• Supplied text:
Number of leaves in tree1: 3
Number of leaves in tree2: 5
Number of leaves in tree3: 3

We can see that our branches in the above examples are simply common Python containers and the leaves are integers, floating point numbers, and Jax arrays. Once we flatten each tree we’re left with just the leaves. Let’s try out some of the other utility functions.

vals, treedef = jax.tree.flatten(tree2)
reduced_val = jax.tree.reduce(operator.mul, tree2)
mapped_tree = jax.tree.map(lambda x: -x, tree2)
print(f"Original PyTree: {tree2}")
print(f"Reduced PyTree (multiplication): {reduced_val}")
print(f"Mapped PyTree (invert vals): {mapped_tree}")
print(f"Flattened PyTree: {vals}")
print(f"Tree definition: {treedef}")

Original PyTree: [(1, -2), (3, 4), 5]
Reduced PyTree (multiplication): -120
Mapped PyTree (invert vals): [(-1, 2), (-3, -4), -5]
Flattened PyTree: [1, -2, 3, 4, 5]
Tree definition: PyTreeDef([(, *), (, *), *])

We can do things like apply a function to each leaf in a PyTree, reduce the leaves into a single value, and even see how Jax interprets the tree where * represents the leaves in the original PyTree. The most useful one for us is the jax.tree.map function which we can use to update every parameter value in our params dictionary.

PyTrees can be a little confusing at first, but try to think of them as simply containers of values. More generally, a PyTree leaf is anything that is not registered in the PyTree registry while a branch is anything that is registered. For more details, you can refer to the PyTree documentation page⁵. With that out of the way, let’s get back to training the model!

• Exercise details: Rewrite the PyTree text starting at the words "Number of leaves in tree1: 3" and ending after "reduced_val = jax.tree.reduce(operator.mul, tree2)", swapping every "leaves" for "terminal nodes". The material that comes next is separate from the PyTree text.

Item position entries:
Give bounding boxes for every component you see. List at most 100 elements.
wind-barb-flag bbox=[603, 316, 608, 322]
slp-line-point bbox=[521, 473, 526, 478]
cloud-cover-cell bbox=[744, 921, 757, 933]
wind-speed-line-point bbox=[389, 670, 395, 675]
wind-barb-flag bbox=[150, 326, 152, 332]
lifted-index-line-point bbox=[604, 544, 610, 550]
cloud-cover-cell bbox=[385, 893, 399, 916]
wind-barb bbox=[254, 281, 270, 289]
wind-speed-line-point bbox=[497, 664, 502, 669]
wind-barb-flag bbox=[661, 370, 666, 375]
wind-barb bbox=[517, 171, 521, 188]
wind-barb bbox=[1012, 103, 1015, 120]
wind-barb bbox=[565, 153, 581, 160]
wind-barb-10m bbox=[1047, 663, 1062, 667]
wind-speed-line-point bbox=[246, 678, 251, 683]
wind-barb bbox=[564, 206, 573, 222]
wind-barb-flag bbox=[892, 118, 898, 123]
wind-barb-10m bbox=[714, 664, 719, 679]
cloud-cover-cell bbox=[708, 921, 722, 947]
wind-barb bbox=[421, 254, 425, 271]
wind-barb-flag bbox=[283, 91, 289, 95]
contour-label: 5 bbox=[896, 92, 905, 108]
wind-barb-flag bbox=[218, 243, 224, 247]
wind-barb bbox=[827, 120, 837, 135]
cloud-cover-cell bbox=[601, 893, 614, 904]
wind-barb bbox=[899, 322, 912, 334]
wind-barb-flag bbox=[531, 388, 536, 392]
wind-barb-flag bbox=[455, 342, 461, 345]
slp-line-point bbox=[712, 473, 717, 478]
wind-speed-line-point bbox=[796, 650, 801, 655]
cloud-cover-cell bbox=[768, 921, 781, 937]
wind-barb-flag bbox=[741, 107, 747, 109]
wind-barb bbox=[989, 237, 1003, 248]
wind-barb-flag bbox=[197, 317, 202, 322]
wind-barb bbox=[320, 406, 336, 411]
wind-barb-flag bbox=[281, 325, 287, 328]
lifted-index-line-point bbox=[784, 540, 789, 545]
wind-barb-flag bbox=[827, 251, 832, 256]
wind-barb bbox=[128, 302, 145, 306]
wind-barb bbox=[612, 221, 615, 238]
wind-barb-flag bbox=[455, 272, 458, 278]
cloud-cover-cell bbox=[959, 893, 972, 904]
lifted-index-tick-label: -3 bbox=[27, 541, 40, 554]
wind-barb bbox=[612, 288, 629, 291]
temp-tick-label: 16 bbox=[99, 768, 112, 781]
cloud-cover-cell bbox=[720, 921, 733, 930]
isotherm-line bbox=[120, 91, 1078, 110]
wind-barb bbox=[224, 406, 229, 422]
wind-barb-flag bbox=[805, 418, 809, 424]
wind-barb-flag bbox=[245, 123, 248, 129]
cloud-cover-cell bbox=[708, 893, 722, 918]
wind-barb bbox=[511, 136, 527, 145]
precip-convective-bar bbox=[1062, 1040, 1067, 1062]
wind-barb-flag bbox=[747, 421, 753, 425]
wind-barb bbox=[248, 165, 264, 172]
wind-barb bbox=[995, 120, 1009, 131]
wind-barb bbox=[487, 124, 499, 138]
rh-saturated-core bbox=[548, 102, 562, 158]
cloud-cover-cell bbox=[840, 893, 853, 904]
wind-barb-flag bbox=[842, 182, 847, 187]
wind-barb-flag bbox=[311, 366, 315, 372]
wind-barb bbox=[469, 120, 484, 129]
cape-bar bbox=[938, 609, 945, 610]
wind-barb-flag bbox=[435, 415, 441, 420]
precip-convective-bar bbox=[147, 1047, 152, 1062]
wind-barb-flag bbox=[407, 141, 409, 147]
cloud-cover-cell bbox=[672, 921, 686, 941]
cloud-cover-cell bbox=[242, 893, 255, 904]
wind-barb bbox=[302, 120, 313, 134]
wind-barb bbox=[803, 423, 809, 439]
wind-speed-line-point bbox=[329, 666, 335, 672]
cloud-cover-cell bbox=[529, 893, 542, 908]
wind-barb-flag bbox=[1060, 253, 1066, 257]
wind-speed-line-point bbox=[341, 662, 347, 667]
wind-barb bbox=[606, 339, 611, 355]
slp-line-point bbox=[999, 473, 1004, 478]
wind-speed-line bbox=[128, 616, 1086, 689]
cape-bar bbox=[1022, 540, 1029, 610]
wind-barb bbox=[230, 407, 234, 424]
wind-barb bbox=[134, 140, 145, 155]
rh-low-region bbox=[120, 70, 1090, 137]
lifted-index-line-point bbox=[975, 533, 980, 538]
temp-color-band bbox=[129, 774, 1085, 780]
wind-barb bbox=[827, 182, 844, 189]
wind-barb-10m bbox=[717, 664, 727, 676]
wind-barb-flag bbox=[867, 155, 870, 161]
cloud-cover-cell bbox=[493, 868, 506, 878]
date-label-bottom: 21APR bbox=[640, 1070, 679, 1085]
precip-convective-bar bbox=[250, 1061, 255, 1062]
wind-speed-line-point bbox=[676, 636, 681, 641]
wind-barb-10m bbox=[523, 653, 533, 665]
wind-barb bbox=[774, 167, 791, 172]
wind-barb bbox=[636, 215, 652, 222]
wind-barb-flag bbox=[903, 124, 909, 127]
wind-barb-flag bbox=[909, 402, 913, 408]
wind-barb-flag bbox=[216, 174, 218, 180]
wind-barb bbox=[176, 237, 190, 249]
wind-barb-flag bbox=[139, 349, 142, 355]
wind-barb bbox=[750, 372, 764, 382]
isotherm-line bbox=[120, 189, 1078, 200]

• Worked solution:
Number of terminal nodes in tree1: 3
Number of terminal nodes in tree2: 5
Number of terminal nodes in tree3: 3

We can see that our branches in the above examples are simply common Python containers and the terminal nodes are integers, floating point numbers, and Jax arrays. Once we flatten each tree we’re left with just the terminal nodes. Let’s try out some of the other utility functions.

vals, treedef = jax.tree.flatten(tree2)
reduced_val = jax.tree.reduce(operator.mul, tree2)